• _WHAT YOU NEED TO DO_
Set out each line from the following listing that includes the word "Visibility".

Extracted records:
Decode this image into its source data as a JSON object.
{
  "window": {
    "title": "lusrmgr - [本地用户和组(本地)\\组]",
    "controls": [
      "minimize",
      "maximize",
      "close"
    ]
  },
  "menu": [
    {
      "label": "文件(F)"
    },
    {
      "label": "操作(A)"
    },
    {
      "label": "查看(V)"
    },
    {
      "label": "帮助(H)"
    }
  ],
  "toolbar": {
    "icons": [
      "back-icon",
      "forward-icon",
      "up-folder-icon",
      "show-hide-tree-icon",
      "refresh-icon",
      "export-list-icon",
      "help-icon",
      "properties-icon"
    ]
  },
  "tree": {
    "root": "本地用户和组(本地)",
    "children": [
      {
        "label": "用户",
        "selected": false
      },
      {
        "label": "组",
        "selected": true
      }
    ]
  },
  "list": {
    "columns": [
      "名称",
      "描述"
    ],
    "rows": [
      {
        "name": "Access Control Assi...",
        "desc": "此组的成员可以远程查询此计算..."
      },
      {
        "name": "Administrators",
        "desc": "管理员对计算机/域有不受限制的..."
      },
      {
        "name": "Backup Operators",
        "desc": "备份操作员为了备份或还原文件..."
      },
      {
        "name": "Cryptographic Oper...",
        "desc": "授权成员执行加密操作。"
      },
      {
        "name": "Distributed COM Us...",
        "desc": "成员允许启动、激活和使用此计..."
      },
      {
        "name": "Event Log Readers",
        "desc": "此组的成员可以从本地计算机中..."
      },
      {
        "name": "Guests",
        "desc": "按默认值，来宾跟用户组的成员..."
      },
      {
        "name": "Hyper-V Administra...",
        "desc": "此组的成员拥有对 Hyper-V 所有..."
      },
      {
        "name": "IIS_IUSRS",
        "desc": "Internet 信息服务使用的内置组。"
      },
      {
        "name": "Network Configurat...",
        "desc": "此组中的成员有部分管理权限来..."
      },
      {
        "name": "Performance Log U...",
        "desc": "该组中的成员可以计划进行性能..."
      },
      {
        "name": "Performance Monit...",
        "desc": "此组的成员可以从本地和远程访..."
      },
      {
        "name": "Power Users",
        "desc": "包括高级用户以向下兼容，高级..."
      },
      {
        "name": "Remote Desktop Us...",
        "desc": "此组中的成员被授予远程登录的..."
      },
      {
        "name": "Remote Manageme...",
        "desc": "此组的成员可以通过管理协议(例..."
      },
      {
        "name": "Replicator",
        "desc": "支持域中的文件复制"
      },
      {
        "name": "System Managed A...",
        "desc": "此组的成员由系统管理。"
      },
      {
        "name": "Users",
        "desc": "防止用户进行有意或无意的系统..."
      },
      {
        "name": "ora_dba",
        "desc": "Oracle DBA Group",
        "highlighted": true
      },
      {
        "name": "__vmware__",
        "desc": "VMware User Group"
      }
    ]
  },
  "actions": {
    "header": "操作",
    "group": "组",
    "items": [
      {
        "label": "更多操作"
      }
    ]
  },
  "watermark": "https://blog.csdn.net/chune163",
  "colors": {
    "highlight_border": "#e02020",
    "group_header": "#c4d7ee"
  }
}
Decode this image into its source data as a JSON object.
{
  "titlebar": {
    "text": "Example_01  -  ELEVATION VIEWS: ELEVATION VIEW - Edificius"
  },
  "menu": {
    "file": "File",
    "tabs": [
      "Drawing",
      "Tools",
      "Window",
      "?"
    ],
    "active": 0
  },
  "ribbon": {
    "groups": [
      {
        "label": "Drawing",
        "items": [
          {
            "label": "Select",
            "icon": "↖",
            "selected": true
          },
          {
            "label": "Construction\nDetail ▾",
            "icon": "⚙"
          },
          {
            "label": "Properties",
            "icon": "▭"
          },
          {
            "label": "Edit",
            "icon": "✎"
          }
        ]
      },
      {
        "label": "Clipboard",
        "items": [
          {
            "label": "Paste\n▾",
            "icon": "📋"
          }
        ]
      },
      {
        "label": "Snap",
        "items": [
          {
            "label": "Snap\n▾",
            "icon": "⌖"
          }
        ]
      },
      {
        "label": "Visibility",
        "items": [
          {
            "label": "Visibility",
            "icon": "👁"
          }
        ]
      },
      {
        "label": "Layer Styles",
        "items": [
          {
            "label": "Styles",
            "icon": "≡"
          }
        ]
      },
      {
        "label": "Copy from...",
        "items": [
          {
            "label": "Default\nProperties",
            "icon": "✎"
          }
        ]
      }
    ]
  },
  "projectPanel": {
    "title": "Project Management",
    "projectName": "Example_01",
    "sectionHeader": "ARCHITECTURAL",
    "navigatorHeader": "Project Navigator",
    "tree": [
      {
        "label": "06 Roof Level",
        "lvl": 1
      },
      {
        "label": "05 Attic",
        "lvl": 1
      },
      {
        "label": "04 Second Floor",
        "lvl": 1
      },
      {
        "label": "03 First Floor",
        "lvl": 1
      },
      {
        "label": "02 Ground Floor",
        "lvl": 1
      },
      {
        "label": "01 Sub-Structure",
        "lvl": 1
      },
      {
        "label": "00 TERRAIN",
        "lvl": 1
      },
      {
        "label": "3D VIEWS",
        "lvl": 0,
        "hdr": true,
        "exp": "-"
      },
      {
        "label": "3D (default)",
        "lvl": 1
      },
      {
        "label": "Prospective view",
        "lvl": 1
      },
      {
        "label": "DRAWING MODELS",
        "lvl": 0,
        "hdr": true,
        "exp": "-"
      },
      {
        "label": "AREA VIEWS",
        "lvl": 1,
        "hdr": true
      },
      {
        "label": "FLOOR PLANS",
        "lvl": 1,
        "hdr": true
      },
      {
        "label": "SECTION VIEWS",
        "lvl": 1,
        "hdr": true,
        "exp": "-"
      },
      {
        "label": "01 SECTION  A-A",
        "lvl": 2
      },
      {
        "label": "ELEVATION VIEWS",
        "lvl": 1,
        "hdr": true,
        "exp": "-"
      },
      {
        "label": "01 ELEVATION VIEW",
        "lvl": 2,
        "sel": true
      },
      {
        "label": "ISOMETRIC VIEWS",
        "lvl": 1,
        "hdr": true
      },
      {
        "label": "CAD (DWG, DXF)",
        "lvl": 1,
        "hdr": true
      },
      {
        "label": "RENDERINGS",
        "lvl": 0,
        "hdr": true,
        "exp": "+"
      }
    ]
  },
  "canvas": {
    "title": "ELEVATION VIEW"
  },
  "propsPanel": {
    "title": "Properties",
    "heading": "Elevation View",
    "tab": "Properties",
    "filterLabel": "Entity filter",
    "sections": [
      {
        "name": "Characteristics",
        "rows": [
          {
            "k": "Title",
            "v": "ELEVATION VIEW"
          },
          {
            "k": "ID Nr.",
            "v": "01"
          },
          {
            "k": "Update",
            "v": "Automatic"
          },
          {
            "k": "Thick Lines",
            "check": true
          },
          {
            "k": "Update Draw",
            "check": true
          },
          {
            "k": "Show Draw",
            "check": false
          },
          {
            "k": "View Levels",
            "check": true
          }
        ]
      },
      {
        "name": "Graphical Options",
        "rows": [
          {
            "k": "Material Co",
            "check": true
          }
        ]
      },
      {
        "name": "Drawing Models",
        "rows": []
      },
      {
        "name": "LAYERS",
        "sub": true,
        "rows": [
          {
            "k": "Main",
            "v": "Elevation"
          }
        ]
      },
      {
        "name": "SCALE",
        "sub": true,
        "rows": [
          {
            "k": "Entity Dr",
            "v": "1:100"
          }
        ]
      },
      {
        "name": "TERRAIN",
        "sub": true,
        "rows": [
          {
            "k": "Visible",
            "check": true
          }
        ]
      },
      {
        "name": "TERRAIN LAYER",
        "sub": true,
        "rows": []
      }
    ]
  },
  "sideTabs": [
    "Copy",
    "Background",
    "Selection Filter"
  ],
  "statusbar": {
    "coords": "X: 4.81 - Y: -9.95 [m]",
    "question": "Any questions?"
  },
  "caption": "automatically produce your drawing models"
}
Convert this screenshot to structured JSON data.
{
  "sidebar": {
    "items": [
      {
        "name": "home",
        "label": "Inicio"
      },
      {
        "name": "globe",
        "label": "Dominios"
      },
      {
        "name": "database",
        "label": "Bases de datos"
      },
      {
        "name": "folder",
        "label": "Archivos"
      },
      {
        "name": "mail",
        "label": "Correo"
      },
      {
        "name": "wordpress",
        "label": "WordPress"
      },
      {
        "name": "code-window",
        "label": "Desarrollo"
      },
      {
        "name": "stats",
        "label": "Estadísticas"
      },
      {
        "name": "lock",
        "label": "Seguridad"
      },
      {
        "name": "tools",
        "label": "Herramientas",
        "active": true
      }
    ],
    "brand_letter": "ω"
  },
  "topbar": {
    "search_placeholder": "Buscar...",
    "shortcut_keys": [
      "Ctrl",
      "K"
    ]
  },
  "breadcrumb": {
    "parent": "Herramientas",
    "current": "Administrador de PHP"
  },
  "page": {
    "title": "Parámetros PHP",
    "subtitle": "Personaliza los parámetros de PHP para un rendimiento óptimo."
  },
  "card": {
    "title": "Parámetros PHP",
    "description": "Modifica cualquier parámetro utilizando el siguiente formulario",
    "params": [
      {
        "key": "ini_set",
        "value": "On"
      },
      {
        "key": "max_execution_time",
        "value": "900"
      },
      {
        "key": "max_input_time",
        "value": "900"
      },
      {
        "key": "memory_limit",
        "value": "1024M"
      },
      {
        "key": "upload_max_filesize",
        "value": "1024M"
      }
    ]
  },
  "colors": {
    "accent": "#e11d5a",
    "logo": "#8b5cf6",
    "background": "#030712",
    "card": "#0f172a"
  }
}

• _RESULT FOR THIS EXERCISE_
        "label": "Visibility",
            "label": "Visibility",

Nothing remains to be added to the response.